→ **Work required**
Within the material below, find each line bearing the word "организации" and present it.

→ **Materials provided**
┄┄┄┄┄┄┄┄┄┄┄┄┄┄┄┄┄┄┄┄
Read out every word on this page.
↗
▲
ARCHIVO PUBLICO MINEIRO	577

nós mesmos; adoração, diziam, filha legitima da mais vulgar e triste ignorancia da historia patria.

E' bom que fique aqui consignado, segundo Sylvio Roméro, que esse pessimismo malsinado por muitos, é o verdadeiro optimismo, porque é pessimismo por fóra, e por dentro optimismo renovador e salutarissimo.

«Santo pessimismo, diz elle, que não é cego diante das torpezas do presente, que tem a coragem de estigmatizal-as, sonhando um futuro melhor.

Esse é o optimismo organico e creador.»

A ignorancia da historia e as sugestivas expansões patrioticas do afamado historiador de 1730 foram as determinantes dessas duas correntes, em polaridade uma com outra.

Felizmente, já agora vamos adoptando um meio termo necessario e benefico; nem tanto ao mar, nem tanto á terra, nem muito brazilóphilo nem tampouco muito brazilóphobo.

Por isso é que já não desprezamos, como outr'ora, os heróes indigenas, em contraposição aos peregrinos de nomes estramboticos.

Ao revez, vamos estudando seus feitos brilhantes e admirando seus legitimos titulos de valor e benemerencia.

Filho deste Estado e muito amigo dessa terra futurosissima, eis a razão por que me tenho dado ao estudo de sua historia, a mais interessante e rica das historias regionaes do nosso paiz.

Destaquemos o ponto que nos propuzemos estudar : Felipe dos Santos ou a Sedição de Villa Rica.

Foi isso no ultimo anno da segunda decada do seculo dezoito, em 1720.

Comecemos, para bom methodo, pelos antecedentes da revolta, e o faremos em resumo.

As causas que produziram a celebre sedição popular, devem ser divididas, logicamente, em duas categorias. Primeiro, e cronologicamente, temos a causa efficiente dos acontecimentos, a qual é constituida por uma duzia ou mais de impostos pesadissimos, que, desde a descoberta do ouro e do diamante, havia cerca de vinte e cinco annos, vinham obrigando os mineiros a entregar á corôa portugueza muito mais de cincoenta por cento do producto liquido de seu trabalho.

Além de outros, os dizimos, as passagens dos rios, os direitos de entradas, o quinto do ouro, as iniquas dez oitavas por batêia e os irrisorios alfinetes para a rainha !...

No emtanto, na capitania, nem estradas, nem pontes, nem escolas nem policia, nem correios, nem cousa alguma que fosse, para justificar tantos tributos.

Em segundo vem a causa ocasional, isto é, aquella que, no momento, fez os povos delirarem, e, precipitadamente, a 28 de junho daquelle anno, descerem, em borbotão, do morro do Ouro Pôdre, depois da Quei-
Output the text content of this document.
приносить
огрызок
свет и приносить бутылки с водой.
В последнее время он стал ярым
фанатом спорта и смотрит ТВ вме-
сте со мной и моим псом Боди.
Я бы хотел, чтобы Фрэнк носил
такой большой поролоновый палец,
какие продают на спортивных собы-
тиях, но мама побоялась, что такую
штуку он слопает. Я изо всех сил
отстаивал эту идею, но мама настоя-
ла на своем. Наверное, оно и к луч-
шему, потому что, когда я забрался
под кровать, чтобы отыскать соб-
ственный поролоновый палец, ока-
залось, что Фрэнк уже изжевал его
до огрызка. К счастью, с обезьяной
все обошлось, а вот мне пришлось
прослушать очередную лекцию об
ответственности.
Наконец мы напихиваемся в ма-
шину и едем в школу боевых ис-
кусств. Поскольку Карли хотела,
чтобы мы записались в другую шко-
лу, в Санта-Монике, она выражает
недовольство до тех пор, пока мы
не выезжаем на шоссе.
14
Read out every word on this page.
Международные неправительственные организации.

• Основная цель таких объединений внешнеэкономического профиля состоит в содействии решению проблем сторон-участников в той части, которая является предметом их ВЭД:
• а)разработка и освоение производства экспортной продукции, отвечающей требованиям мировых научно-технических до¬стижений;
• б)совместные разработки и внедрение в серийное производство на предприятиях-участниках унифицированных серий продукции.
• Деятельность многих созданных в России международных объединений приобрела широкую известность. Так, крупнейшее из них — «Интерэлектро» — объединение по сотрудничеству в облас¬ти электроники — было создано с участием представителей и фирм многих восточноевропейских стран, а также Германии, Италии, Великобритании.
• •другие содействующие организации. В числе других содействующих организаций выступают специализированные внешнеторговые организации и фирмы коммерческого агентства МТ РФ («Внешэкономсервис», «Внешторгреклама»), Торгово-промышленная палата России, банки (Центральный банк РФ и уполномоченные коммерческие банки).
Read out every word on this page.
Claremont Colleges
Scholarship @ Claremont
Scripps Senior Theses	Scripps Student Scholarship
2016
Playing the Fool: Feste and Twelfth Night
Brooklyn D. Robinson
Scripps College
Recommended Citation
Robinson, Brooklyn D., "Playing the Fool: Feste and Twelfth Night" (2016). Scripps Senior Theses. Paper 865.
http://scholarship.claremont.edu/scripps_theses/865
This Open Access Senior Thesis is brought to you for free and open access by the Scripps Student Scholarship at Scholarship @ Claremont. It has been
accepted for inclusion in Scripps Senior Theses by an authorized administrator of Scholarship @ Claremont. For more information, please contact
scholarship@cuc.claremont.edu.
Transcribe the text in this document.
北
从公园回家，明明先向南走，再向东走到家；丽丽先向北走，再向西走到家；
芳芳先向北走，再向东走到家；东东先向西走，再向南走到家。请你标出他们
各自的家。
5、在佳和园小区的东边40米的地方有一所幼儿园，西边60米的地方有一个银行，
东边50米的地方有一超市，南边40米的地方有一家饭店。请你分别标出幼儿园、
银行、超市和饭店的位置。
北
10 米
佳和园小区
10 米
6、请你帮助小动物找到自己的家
┄┄┄┄┄┄┄┄┄┄┄┄┄┄┄┄┄┄┄┄
→ **Final result**
Международные неправительственные организации.
• •другие содействующие организации. В числе других содействующих организаций выступают специализированные внешнеторговые организации и фирмы коммерческого агентства МТ РФ («Внешэкономсервис», «Внешторгреклама»), Торгово-промышленная палата России, банки (Центральный банк РФ и уполномоченные коммерческие банки).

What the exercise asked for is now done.